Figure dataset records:
** BEGIN **

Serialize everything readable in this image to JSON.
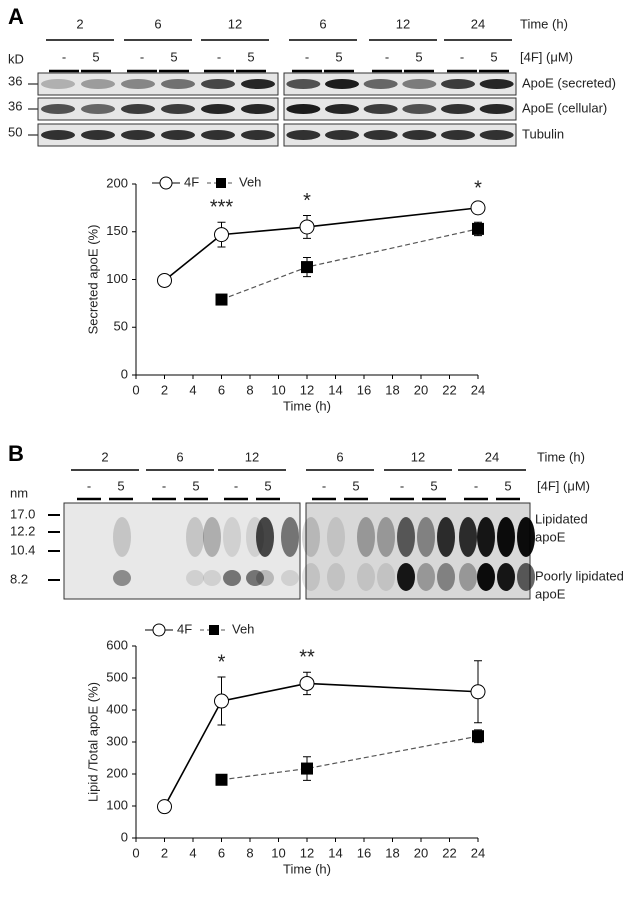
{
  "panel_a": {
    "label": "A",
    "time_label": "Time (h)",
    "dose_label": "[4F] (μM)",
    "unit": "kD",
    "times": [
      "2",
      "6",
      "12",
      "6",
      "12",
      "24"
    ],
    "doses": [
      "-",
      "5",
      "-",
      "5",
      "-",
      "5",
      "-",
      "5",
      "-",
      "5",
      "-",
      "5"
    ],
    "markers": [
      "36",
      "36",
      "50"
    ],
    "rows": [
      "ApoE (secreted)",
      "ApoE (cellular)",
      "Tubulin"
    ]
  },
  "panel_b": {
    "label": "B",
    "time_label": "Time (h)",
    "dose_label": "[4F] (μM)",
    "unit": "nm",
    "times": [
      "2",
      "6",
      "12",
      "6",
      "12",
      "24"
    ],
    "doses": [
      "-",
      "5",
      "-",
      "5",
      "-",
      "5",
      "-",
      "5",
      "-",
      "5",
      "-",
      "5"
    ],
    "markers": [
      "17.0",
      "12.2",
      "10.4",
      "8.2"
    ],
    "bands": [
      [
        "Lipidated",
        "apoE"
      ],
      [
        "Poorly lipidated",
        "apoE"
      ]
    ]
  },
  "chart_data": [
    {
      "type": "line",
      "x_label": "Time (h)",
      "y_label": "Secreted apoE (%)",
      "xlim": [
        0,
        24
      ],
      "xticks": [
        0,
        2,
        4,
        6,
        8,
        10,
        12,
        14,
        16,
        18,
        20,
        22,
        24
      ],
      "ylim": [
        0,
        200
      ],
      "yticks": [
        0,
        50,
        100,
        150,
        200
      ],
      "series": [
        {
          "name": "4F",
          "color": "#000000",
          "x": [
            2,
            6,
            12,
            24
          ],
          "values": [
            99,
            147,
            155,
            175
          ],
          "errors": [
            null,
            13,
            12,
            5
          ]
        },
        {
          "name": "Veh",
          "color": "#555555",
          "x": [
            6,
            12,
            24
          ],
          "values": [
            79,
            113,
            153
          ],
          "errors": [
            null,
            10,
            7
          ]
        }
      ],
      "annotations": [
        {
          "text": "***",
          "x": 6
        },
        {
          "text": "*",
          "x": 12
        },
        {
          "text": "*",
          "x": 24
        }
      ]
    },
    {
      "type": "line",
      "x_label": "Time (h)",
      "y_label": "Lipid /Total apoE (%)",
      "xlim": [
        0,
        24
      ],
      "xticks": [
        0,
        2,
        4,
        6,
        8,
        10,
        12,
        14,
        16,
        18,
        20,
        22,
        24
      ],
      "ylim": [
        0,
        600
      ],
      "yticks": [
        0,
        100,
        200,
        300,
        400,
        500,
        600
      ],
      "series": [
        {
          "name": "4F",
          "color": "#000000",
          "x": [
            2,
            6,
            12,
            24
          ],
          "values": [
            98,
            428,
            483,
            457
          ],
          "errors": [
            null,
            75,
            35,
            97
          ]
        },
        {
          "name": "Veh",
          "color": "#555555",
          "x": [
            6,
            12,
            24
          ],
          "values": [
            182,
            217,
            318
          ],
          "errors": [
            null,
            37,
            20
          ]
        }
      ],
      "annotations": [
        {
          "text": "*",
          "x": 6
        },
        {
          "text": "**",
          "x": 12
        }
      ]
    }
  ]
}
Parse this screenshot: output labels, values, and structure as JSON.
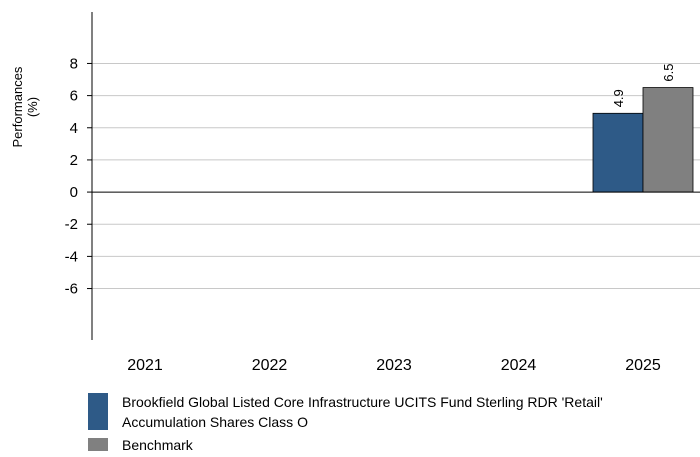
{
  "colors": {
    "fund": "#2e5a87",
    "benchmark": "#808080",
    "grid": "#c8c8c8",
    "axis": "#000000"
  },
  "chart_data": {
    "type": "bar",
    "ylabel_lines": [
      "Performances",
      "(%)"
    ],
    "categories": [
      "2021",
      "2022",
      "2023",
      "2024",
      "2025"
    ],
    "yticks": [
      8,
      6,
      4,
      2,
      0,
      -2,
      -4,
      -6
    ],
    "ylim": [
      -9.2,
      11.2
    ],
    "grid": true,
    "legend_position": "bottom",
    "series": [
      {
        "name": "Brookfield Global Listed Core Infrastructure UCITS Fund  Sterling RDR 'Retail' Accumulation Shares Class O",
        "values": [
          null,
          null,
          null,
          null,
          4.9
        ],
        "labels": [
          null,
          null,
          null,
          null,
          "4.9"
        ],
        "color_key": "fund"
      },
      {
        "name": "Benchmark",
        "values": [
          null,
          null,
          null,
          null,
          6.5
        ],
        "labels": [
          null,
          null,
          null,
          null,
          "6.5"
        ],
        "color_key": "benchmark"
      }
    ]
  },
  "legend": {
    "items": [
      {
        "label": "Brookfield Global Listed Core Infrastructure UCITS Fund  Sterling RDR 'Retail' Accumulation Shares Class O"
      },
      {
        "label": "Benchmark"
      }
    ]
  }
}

** END **

GIVEN REQUEST: Go through the records line by line and count those containing the string "Core". Give only the total.

FULL ANSWER: 2